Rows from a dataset
----
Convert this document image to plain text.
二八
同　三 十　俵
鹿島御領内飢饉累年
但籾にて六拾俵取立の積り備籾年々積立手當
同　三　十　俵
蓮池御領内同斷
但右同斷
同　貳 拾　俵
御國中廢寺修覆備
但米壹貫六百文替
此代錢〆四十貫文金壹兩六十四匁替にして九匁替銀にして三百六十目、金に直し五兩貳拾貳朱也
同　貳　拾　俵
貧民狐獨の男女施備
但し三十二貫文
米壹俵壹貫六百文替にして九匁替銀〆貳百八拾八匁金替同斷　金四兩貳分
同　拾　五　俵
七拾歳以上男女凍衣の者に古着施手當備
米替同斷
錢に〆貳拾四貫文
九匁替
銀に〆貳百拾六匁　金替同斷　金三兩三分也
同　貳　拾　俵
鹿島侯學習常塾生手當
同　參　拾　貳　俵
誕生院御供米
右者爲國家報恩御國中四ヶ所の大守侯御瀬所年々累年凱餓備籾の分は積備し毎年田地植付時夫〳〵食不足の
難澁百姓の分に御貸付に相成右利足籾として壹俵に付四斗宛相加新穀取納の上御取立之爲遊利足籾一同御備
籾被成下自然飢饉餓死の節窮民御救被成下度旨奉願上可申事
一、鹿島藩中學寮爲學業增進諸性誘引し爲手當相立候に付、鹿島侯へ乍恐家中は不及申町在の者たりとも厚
----
### [Problem statement]
Extract all of the data shown above without alteration.

### [Task output]
Convert this document image to plain text.
二八
同　三 十　俵
鹿島御領内飢饉累年
但籾にて六拾俵取立の積り備籾年々積立手當
同　三　十　俵
蓮池御領内同斷
但右同斷
同　貳 拾　俵
御國中廢寺修覆備
但米壹貫六百文替
此代錢〆四十貫文金壹兩六十四匁替にして九匁替銀にして三百六十目、金に直し五兩貳拾貳朱也
同　貳　拾　俵
貧民狐獨の男女施備
但し三十二貫文
米壹俵壹貫六百文替にして九匁替銀〆貳百八拾八匁金替同斷　金四兩貳分
同　拾　五　俵
七拾歳以上男女凍衣の者に古着施手當備
米替同斷
錢に〆貳拾四貫文
九匁替
銀に〆貳百拾六匁　金替同斷　金三兩三分也
同　貳　拾　俵
鹿島侯學習常塾生手當
同　參　拾　貳　俵
誕生院御供米
右者爲國家報恩御國中四ヶ所の大守侯御瀬所年々累年凱餓備籾の分は積備し毎年田地植付時夫〳〵食不足の
難澁百姓の分に御貸付に相成右利足籾として壹俵に付四斗宛相加新穀取納の上御取立之爲遊利足籾一同御備
籾被成下自然飢饉餓死の節窮民御救被成下度旨奉願上可申事
一、鹿島藩中學寮爲學業增進諸性誘引し爲手當相立候に付、鹿島侯へ乍恐家中は不及申町在の者たりとも厚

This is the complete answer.